*WHAT IS EXPECTED*:
Pick out each line below containing "导入新课".

*DATA SUPPLIED*:
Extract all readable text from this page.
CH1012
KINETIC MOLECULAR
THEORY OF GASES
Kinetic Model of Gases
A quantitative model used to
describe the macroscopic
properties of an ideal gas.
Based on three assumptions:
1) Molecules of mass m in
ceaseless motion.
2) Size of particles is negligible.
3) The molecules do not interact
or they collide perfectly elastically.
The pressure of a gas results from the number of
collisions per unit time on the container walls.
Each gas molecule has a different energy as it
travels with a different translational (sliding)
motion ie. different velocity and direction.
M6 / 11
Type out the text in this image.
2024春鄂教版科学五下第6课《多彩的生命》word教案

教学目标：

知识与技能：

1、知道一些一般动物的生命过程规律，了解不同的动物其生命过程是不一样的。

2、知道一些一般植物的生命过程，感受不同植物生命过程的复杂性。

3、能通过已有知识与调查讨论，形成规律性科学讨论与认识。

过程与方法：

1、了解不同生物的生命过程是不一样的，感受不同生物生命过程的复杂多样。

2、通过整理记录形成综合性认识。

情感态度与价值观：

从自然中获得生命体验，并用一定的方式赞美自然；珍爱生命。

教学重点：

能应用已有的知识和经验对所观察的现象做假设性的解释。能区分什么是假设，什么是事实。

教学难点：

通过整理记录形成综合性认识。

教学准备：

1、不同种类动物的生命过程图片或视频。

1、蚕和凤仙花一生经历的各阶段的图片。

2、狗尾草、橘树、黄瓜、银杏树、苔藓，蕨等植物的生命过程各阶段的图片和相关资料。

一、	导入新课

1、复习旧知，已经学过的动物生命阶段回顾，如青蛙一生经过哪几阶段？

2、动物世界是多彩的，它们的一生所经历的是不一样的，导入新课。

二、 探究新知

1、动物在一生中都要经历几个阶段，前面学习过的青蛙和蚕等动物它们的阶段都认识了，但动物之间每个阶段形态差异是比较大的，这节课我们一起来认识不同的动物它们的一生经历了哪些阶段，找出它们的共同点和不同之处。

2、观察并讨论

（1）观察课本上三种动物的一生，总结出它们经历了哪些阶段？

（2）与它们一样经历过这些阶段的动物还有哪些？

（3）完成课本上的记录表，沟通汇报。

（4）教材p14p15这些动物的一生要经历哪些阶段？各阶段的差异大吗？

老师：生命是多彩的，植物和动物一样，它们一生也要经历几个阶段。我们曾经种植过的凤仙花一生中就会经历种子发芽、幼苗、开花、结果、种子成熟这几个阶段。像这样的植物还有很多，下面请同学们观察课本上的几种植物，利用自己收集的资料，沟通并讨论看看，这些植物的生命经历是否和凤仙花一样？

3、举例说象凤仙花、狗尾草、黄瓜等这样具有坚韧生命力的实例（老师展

---

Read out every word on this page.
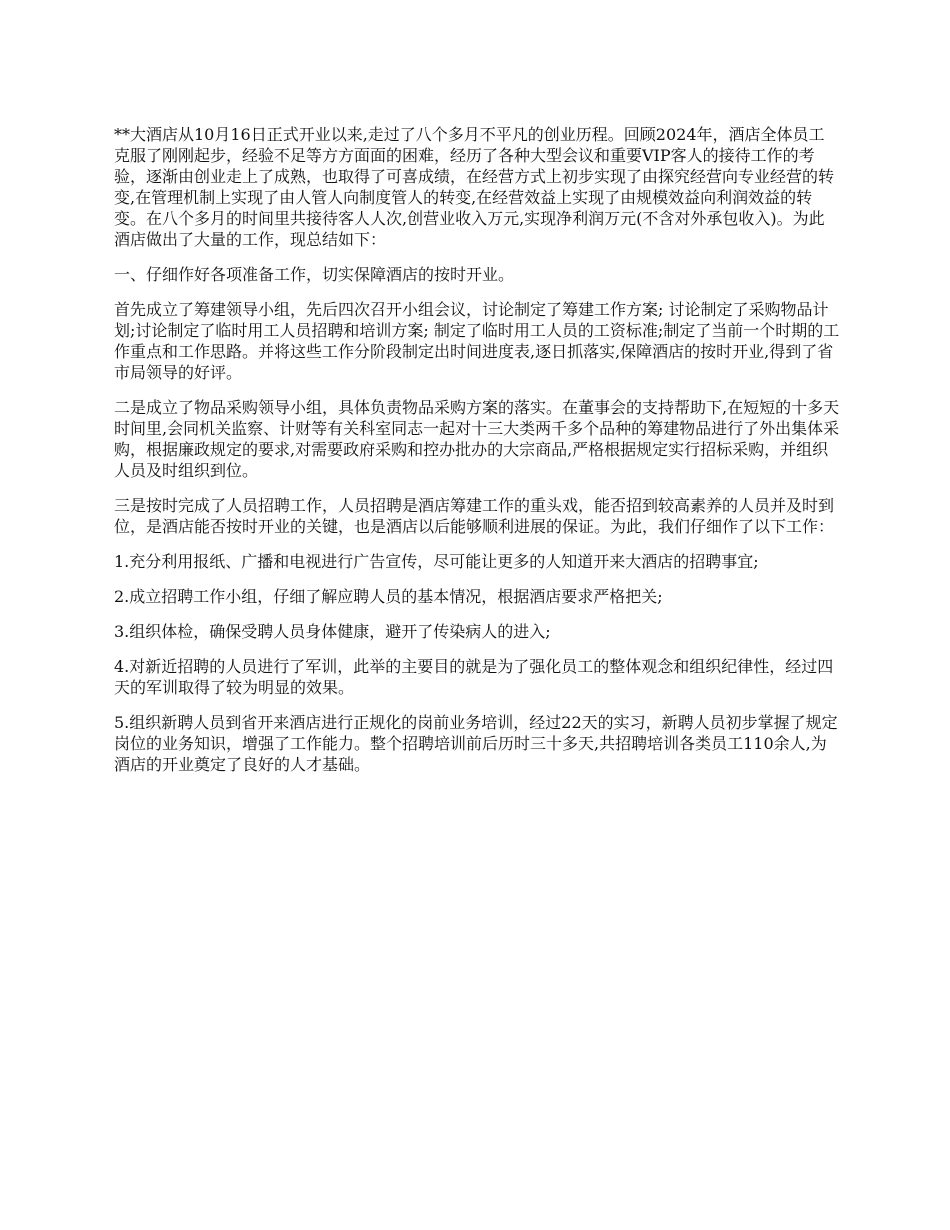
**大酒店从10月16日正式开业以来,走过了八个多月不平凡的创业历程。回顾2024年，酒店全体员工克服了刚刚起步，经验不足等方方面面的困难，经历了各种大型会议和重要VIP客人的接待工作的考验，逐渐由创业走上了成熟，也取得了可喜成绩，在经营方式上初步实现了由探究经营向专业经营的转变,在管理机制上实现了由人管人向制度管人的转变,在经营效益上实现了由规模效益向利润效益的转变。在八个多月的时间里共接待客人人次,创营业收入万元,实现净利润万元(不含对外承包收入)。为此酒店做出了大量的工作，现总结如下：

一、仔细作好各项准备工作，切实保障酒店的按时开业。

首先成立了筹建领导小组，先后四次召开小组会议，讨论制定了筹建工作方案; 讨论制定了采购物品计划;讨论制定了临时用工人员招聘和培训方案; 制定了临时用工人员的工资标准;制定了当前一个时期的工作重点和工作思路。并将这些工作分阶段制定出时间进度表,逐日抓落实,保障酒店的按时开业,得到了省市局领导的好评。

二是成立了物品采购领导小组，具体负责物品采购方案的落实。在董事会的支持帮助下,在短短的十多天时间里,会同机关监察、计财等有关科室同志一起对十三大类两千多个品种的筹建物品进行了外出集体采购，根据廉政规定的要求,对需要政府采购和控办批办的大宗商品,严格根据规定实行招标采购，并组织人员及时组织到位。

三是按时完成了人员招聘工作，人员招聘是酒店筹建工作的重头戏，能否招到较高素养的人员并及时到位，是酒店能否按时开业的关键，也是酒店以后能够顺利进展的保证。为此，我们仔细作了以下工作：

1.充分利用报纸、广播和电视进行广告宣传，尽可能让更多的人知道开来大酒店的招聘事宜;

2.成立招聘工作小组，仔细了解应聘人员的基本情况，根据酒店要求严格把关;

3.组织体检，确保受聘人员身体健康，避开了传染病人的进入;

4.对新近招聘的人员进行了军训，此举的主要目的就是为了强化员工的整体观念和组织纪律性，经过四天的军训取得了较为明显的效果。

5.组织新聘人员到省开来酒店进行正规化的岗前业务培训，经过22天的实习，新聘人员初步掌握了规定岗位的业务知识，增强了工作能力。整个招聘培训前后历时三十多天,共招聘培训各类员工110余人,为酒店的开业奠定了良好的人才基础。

*ANSWER TO THIS PROBLEM*:
一、	导入新课
2、动物世界是多彩的，它们的一生所经历的是不一样的，导入新课。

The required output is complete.